## Requirement
Read the records below and copy each line that contains "models".

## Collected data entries
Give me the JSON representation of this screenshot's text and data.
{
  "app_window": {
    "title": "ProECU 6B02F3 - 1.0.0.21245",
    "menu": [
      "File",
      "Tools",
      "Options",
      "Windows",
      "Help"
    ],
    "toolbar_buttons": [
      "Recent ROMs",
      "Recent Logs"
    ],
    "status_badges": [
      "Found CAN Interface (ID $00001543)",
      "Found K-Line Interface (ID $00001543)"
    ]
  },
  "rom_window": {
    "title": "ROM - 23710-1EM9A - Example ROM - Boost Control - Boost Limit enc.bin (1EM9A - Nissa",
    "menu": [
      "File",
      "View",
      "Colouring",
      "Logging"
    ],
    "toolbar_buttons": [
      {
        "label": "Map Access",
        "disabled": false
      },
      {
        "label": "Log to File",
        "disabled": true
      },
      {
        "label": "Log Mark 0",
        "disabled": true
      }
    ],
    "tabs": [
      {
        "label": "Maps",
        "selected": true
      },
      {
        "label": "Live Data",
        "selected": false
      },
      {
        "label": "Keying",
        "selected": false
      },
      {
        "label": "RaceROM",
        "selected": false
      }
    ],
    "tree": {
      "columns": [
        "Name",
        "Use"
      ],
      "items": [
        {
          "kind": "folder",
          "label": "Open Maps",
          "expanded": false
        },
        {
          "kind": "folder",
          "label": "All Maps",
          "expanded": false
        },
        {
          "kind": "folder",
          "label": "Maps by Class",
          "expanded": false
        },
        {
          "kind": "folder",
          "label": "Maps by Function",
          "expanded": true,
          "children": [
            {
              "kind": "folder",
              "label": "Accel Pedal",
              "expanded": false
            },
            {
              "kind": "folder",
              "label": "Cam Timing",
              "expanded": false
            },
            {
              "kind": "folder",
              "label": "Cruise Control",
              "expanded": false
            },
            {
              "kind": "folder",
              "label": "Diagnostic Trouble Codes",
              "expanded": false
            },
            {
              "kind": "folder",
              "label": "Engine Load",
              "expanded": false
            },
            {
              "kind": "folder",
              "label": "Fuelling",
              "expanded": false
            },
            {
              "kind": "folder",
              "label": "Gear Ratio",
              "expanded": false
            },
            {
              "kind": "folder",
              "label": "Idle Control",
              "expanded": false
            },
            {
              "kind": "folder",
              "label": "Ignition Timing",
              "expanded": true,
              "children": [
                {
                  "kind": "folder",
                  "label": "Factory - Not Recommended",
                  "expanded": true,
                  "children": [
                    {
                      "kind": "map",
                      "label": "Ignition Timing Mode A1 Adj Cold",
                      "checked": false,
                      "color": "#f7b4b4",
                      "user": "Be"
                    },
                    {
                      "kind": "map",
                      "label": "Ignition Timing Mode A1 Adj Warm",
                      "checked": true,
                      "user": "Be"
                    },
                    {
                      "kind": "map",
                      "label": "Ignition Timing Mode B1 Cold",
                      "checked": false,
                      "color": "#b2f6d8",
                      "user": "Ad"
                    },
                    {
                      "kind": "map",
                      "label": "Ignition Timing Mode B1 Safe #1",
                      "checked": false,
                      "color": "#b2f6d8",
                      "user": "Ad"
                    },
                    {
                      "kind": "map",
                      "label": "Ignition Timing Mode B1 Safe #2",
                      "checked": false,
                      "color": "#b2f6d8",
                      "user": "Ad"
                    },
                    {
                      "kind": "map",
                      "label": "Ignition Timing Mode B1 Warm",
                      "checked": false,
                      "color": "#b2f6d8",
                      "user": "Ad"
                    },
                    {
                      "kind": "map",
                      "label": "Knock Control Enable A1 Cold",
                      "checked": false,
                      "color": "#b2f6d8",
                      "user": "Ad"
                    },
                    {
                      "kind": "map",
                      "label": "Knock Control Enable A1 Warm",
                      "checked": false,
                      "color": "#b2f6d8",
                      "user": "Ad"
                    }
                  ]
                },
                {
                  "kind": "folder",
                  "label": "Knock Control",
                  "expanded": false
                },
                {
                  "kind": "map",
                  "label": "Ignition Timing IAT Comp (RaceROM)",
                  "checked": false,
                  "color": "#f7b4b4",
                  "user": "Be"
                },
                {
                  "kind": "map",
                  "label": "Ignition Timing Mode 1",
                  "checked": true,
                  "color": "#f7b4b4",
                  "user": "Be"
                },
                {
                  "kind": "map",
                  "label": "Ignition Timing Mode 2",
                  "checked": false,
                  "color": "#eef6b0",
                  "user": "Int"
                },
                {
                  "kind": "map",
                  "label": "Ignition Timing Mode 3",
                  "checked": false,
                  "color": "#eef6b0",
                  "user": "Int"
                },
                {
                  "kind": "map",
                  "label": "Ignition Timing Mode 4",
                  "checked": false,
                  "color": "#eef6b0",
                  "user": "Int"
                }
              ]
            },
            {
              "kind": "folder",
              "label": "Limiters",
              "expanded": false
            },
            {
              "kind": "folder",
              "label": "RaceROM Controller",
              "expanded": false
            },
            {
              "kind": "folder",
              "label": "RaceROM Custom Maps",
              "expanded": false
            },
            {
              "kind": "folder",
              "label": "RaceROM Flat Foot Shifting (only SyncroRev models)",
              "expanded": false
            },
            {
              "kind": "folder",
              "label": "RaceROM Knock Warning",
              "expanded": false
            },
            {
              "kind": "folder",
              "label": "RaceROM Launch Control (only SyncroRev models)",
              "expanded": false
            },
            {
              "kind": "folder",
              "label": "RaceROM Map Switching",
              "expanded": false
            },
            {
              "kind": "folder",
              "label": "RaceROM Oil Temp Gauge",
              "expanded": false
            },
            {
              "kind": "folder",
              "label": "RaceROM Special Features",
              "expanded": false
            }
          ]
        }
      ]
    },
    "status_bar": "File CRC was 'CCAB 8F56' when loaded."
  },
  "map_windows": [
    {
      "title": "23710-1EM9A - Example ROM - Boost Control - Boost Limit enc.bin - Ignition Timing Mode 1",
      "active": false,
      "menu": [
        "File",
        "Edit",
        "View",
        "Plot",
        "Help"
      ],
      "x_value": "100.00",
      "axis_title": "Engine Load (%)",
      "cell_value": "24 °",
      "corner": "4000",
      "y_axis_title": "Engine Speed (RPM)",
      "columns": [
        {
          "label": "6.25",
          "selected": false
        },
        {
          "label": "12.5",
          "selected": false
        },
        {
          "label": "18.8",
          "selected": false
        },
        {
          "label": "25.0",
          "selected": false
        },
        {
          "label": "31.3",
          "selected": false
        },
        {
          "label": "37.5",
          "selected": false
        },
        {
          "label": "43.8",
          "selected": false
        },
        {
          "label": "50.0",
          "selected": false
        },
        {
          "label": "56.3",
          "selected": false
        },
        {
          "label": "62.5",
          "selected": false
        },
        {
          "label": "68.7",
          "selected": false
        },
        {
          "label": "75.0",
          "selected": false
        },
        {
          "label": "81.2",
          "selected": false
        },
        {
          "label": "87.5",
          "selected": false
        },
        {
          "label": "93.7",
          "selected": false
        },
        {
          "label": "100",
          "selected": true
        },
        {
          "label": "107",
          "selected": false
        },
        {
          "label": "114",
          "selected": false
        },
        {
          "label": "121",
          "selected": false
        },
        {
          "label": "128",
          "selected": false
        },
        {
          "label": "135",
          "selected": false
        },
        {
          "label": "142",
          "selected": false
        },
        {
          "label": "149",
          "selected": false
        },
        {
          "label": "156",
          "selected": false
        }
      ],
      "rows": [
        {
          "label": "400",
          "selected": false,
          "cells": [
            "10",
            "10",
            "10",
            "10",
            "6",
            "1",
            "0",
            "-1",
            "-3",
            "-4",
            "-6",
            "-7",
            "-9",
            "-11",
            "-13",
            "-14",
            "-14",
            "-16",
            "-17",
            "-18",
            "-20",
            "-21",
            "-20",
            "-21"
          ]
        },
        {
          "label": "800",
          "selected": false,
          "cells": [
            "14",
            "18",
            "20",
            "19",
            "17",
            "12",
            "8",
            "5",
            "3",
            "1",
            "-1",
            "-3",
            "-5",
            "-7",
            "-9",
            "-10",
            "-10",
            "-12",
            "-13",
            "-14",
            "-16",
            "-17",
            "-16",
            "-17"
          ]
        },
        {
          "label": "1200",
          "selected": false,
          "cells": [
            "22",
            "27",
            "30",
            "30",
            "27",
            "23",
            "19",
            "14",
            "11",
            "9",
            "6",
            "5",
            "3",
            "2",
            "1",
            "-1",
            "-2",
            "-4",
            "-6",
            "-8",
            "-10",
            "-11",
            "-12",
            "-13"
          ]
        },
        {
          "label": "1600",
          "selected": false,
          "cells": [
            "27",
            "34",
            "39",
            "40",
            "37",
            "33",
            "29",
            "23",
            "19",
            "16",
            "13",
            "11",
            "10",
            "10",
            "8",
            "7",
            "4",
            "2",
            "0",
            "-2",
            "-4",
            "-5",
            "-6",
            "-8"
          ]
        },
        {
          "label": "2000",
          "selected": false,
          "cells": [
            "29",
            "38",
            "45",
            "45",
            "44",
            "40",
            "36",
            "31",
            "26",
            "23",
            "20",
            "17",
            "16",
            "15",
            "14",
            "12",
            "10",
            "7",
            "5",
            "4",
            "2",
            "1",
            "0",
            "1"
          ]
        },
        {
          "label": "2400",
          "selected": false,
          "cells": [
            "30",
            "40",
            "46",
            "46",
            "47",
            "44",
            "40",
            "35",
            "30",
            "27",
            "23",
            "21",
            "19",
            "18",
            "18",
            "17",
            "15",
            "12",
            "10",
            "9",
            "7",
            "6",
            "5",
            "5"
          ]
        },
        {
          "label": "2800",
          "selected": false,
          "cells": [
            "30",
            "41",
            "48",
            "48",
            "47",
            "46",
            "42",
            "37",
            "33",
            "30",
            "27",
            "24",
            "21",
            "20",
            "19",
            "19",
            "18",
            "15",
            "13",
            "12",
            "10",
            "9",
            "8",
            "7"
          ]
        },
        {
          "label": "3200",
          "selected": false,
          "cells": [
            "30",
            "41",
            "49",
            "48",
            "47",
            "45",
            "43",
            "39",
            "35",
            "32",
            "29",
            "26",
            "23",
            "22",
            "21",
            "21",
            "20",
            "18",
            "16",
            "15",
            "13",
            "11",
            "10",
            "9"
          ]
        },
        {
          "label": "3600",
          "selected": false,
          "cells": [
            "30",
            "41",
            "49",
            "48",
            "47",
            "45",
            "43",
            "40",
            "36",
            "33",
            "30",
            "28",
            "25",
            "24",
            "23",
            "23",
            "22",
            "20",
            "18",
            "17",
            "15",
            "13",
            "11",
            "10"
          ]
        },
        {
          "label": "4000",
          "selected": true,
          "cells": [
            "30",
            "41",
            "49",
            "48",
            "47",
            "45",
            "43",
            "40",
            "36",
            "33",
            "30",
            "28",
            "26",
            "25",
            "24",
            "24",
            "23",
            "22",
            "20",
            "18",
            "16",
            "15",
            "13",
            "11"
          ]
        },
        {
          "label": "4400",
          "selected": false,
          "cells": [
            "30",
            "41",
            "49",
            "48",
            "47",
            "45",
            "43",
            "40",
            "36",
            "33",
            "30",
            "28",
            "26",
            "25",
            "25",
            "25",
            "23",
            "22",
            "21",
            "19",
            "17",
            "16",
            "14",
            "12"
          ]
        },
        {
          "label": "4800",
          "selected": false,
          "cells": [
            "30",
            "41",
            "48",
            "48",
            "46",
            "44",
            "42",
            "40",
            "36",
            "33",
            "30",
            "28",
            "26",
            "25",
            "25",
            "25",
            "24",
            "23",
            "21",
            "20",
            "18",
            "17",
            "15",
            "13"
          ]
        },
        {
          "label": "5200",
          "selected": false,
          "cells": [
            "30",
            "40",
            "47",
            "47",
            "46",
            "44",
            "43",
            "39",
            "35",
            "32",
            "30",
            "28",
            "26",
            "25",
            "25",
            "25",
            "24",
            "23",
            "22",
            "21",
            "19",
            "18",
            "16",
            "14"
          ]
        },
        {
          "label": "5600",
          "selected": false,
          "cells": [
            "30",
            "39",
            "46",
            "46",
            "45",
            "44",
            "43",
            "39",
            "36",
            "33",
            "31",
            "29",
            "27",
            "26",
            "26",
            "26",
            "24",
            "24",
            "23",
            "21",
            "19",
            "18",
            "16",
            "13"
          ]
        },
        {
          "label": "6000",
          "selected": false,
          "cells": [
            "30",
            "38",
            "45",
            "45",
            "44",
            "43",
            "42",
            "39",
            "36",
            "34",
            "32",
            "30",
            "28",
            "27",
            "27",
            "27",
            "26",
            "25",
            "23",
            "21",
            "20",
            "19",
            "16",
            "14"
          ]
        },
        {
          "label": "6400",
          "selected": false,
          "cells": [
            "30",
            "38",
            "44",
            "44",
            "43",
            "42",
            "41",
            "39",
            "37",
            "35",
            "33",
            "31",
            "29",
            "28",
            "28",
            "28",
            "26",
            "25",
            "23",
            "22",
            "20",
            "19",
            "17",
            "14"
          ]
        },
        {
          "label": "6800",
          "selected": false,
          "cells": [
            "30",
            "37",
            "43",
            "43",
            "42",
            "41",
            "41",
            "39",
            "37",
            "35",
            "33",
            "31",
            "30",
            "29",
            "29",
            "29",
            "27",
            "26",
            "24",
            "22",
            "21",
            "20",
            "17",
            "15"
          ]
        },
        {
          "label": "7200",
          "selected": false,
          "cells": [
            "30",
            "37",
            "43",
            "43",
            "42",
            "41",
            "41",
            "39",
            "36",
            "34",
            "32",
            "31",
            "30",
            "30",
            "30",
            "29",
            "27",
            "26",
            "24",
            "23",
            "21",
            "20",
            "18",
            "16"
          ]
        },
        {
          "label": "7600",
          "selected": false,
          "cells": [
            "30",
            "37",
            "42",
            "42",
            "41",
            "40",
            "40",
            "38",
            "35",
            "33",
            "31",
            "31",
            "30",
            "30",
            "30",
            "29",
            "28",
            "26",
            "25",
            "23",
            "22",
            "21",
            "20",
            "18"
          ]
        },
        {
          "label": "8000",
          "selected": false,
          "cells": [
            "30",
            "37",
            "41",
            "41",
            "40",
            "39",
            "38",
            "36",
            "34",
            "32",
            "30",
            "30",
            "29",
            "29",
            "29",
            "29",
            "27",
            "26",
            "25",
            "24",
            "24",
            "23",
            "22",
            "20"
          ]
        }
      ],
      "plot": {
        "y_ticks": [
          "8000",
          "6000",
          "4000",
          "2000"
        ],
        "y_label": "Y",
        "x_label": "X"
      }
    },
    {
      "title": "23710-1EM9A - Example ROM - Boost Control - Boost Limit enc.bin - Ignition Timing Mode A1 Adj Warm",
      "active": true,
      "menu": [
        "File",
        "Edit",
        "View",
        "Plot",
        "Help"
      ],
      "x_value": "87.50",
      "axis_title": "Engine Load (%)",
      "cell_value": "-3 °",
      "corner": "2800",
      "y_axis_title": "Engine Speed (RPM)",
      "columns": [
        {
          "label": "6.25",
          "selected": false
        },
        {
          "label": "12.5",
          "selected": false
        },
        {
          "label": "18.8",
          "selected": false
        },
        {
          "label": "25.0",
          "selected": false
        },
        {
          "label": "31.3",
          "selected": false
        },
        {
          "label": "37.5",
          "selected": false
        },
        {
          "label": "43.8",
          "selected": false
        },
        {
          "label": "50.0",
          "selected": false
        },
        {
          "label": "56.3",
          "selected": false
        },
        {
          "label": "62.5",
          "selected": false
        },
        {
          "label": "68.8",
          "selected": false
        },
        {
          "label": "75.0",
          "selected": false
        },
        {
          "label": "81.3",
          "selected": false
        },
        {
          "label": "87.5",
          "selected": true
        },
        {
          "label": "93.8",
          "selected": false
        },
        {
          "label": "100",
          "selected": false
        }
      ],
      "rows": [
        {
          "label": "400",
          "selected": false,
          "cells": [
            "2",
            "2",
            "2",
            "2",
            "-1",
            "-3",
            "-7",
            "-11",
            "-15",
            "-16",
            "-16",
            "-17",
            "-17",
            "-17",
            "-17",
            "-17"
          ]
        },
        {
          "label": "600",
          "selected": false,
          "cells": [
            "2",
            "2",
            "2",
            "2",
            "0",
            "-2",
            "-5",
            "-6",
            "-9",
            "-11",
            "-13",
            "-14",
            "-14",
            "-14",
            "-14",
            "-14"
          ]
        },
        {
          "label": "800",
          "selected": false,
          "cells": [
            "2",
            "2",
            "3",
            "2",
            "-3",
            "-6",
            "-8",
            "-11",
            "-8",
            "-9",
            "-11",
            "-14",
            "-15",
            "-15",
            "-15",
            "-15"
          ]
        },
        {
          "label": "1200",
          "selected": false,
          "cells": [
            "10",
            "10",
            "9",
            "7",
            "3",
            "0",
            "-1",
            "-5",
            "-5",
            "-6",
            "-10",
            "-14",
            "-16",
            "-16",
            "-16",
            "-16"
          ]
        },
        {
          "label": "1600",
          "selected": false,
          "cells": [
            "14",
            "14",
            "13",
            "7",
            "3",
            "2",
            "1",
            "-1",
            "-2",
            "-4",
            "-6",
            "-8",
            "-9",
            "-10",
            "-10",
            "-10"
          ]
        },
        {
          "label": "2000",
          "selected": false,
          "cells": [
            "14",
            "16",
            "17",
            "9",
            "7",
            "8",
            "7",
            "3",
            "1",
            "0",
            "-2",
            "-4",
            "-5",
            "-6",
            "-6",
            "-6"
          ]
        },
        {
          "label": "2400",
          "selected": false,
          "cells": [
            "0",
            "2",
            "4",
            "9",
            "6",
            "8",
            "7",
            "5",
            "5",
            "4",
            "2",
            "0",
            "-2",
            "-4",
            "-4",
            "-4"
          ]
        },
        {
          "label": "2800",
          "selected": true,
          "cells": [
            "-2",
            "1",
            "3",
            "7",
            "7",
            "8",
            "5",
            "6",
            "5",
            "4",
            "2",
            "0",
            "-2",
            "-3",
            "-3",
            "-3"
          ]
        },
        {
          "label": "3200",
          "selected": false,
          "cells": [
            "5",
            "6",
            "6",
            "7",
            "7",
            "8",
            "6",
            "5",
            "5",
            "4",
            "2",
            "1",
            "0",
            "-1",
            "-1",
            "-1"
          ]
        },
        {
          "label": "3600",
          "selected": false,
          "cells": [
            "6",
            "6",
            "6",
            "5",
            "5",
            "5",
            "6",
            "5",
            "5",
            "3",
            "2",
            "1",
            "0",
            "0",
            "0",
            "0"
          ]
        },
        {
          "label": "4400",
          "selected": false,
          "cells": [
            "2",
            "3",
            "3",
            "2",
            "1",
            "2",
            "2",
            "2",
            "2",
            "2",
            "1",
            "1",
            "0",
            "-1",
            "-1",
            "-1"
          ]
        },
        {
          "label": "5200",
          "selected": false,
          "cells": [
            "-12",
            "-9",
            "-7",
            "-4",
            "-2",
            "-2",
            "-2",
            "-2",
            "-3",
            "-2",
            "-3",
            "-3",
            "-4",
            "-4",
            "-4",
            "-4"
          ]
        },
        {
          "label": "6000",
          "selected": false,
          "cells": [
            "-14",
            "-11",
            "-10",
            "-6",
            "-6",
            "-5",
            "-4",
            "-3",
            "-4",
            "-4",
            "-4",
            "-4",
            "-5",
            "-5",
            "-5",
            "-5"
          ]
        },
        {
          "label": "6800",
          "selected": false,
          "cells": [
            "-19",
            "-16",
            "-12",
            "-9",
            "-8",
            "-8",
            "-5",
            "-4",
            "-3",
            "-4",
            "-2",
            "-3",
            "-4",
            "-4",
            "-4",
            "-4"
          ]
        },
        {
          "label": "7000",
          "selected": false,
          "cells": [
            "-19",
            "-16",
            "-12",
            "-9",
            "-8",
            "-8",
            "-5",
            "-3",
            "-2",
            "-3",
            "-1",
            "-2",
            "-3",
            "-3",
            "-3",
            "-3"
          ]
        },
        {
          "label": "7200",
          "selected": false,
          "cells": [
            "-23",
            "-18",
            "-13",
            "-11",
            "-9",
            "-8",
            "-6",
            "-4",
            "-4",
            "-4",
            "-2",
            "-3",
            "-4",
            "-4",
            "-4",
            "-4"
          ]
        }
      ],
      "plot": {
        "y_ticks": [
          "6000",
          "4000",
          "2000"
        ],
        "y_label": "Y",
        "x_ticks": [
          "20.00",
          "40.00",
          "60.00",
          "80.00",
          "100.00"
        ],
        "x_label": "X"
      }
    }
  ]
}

## The output
              "label": "RaceROM Flat Foot Shifting (only SyncroRev models)",
              "label": "RaceROM Launch Control (only SyncroRev models)",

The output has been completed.